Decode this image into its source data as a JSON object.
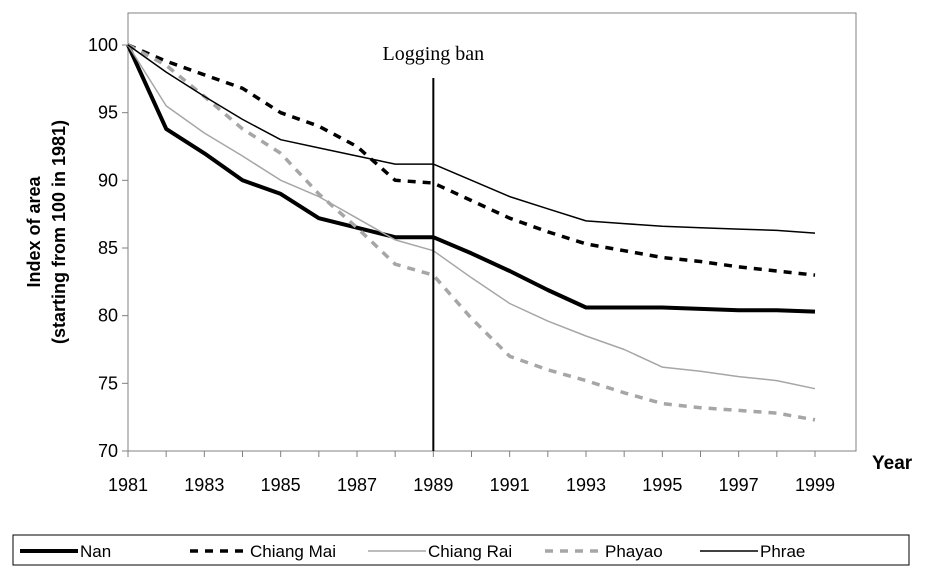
{
  "chart_data": {
    "type": "line",
    "ylabel_line1": "Index of area",
    "ylabel_line2": "(starting from 100 in 1981)",
    "xlabel": "Year",
    "annotation": {
      "text": "Logging ban",
      "x": 1989
    },
    "xlim": [
      1981,
      1999
    ],
    "ylim": [
      70,
      100
    ],
    "x_ticks": [
      "1981",
      "1983",
      "1985",
      "1987",
      "1989",
      "1991",
      "1993",
      "1995",
      "1997",
      "1999"
    ],
    "y_ticks": [
      "70",
      "75",
      "80",
      "85",
      "90",
      "95",
      "100"
    ],
    "grid": false,
    "legend_position": "bottom",
    "x": [
      1981,
      1982,
      1983,
      1984,
      1985,
      1986,
      1987,
      1988,
      1989,
      1990,
      1991,
      1992,
      1993,
      1994,
      1995,
      1996,
      1997,
      1998,
      1999
    ],
    "series": [
      {
        "name": "Nan",
        "color": "#000000",
        "style": "thick-solid",
        "values": [
          100,
          93.8,
          92.0,
          90.0,
          89.0,
          87.2,
          86.5,
          85.8,
          85.8,
          84.6,
          83.3,
          81.9,
          80.6,
          80.6,
          80.6,
          80.5,
          80.4,
          80.4,
          80.3
        ]
      },
      {
        "name": "Chiang Mai",
        "color": "#000000",
        "style": "dashed",
        "values": [
          100,
          98.8,
          97.8,
          96.8,
          95.0,
          94.0,
          92.5,
          90.0,
          89.8,
          88.5,
          87.2,
          86.2,
          85.3,
          84.8,
          84.3,
          84.0,
          83.6,
          83.3,
          83.0
        ]
      },
      {
        "name": "Chiang Rai",
        "color": "#a6a6a6",
        "style": "thin-solid",
        "values": [
          100,
          95.5,
          93.5,
          91.8,
          90.0,
          88.8,
          87.2,
          85.6,
          84.8,
          82.8,
          80.9,
          79.6,
          78.5,
          77.5,
          76.2,
          75.9,
          75.5,
          75.2,
          74.6
        ]
      },
      {
        "name": "Phayao",
        "color": "#a6a6a6",
        "style": "dashed",
        "values": [
          100,
          98.5,
          96.2,
          93.8,
          92.0,
          89.0,
          86.5,
          83.8,
          83.0,
          79.8,
          77.0,
          76.0,
          75.2,
          74.3,
          73.5,
          73.2,
          73.0,
          72.8,
          72.3
        ]
      },
      {
        "name": "Phrae",
        "color": "#000000",
        "style": "thin-solid",
        "values": [
          100,
          98.0,
          96.2,
          94.5,
          93.0,
          92.4,
          91.8,
          91.2,
          91.2,
          90.0,
          88.8,
          87.9,
          87.0,
          86.8,
          86.6,
          86.5,
          86.4,
          86.3,
          86.1
        ]
      }
    ]
  }
}
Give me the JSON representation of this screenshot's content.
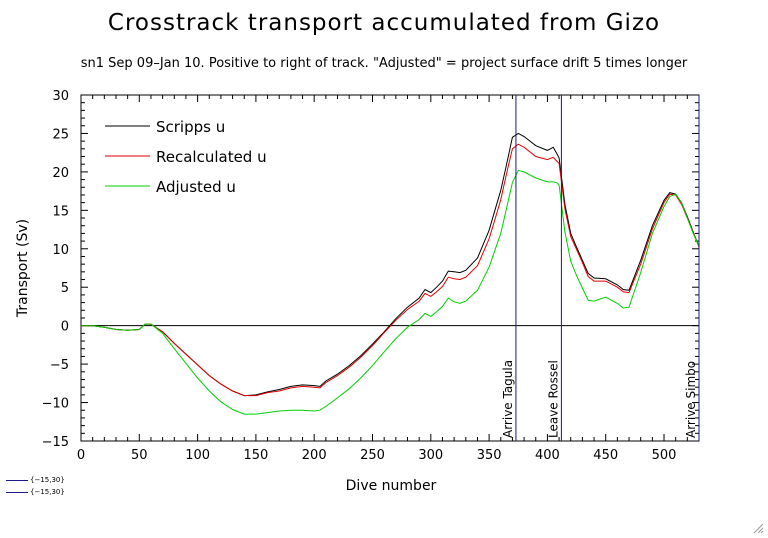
··········
▶ **Exercise description**
Show all lines in the entries above where the word "this" appears.

▶ **Written answer**
Decode this image into its source data as a JSON object.
Give me the JSON representation of this screenshot's content.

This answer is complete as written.